(Dataset items)
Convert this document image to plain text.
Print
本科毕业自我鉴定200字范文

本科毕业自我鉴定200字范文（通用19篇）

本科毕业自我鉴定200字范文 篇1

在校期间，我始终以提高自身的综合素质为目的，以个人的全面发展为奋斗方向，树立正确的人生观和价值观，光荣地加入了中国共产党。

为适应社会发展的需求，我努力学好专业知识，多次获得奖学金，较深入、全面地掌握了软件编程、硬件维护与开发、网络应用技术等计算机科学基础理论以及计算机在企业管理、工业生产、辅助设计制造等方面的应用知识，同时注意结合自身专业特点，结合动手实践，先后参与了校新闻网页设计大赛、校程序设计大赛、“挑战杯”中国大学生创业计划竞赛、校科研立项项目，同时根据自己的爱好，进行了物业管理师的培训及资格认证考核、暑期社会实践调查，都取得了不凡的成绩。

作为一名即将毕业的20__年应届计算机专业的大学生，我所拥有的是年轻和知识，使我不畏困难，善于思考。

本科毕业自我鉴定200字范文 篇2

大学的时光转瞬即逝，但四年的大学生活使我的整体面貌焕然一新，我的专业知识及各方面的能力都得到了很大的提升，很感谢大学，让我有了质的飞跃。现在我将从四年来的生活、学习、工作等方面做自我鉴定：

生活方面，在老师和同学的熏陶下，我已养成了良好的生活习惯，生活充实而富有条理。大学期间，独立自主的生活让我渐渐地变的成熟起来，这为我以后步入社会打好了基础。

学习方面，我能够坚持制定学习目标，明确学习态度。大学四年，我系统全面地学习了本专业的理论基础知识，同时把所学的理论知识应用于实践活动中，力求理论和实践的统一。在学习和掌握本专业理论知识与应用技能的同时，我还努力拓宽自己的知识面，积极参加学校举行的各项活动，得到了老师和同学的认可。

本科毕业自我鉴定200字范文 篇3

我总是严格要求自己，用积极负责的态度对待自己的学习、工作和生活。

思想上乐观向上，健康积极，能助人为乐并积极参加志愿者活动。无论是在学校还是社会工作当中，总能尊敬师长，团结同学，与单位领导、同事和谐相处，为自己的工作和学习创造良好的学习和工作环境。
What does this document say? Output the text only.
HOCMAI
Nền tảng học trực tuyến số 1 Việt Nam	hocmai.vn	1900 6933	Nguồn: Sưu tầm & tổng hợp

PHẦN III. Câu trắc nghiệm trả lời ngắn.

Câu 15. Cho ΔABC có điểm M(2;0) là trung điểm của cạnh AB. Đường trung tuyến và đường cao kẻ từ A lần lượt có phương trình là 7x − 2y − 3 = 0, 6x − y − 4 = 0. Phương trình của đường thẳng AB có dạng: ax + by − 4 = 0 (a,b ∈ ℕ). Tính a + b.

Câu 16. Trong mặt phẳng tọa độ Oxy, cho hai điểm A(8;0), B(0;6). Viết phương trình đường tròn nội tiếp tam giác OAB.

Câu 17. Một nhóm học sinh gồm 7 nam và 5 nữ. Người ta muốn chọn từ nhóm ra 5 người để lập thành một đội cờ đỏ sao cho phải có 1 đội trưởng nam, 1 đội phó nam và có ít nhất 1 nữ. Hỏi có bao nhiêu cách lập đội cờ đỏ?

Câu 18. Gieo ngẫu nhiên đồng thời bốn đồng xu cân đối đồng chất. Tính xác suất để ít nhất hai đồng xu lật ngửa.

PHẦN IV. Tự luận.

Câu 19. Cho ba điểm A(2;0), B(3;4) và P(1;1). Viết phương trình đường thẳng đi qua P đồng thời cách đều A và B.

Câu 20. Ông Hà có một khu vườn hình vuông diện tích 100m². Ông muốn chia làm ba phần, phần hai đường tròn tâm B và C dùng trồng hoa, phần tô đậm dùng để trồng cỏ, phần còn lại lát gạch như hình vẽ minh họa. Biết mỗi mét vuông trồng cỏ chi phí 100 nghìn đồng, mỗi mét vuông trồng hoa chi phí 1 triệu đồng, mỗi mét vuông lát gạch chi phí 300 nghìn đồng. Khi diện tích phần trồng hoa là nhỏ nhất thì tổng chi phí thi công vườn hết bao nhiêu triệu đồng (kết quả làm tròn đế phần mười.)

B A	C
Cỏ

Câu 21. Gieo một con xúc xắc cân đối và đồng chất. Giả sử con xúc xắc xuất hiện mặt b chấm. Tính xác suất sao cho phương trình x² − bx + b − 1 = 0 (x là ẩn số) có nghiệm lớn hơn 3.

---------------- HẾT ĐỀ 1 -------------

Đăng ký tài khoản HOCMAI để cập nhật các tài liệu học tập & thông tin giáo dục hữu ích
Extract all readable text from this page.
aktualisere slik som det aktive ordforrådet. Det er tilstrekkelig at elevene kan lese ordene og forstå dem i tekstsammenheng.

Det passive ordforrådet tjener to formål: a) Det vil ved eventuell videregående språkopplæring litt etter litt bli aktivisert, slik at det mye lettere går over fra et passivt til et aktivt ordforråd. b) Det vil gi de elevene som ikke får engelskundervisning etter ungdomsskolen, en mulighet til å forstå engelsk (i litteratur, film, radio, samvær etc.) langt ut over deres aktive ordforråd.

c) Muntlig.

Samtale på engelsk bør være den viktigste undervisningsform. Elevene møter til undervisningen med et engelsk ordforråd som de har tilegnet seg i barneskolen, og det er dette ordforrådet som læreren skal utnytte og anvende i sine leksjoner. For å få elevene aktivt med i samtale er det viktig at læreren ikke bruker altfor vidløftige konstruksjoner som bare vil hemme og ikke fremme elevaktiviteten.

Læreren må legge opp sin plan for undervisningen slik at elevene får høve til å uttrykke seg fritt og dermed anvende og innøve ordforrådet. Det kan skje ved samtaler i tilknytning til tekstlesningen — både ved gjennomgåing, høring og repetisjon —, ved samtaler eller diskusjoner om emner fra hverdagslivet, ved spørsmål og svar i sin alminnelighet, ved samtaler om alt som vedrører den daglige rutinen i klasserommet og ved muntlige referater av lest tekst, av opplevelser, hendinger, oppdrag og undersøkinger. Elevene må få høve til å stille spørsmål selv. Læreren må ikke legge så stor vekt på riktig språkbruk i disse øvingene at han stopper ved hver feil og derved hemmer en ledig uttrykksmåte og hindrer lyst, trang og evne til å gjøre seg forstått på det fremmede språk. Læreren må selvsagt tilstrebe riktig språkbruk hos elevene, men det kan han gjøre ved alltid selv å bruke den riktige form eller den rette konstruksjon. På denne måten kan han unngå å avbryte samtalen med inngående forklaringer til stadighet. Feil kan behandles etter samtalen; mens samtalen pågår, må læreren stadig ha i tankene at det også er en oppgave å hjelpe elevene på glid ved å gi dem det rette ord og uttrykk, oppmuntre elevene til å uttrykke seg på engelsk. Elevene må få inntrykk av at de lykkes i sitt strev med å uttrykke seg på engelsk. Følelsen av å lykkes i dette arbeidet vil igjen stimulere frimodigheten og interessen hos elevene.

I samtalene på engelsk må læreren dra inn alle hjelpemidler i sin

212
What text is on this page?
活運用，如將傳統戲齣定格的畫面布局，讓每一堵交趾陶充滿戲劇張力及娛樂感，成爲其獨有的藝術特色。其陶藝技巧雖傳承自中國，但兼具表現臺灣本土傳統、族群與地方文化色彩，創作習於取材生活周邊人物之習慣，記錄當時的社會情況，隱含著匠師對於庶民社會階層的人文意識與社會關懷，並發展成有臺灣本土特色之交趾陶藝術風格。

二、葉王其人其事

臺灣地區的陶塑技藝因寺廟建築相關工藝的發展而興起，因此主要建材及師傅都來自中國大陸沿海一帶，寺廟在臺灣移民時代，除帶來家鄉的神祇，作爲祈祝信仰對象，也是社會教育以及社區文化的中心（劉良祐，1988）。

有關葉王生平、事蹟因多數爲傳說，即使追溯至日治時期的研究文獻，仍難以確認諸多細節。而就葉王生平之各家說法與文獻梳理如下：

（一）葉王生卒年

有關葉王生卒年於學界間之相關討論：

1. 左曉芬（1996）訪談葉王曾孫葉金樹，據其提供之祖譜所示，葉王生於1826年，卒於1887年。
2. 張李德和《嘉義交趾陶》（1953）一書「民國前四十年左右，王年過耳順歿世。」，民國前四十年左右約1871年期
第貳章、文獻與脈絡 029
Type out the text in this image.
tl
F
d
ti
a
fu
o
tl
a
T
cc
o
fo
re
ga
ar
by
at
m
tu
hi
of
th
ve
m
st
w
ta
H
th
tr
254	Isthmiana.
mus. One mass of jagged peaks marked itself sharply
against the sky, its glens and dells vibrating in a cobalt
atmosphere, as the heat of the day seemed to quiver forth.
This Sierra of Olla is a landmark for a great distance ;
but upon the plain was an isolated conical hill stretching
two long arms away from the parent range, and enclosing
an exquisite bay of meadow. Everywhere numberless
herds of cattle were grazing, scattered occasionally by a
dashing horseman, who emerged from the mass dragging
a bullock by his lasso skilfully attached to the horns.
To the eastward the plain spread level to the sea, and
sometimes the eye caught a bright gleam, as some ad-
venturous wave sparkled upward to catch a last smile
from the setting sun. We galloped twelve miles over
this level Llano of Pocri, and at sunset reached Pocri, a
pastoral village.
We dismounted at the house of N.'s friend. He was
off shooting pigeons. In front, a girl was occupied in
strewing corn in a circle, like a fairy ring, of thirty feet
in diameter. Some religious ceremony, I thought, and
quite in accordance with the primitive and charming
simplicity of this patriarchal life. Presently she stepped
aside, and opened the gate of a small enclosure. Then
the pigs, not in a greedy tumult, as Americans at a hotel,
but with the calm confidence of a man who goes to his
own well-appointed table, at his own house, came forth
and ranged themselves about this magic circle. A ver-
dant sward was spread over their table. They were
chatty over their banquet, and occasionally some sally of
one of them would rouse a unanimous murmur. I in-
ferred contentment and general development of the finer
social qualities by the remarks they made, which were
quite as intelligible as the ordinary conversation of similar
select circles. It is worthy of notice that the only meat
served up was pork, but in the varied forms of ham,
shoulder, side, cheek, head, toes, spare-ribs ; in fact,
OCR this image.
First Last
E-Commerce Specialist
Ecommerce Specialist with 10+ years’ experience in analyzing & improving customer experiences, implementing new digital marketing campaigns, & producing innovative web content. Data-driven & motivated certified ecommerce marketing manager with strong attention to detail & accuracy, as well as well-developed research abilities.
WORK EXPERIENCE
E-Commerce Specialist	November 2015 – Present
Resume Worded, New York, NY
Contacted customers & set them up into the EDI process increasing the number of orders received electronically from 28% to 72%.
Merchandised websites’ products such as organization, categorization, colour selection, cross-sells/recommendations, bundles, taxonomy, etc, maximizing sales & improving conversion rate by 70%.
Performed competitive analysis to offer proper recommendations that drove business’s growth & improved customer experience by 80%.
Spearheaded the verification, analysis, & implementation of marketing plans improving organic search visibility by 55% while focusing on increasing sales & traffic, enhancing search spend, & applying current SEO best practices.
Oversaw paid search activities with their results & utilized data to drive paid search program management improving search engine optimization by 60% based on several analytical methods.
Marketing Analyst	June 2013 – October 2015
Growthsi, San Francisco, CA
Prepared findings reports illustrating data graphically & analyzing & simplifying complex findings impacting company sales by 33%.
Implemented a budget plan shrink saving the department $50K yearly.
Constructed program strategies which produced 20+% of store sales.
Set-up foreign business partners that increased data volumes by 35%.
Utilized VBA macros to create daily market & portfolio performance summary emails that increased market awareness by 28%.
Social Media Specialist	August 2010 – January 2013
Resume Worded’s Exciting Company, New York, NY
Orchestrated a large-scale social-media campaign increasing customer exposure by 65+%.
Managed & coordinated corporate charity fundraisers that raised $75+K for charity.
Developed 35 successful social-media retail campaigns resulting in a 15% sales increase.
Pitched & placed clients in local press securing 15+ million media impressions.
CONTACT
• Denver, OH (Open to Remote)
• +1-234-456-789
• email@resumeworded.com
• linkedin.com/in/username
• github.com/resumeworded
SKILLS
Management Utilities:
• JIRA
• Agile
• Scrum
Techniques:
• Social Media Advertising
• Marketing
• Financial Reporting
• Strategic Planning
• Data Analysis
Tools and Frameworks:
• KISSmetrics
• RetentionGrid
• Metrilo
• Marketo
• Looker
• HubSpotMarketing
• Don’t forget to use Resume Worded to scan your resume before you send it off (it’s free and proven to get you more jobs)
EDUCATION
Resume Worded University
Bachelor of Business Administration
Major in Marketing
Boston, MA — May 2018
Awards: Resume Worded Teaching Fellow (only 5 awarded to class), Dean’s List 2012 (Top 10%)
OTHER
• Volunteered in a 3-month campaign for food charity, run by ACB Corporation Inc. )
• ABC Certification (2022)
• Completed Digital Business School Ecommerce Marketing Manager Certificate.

### Goal
Only the number is wanted: how many lines of these entries contain the string "table"?

### Task result
2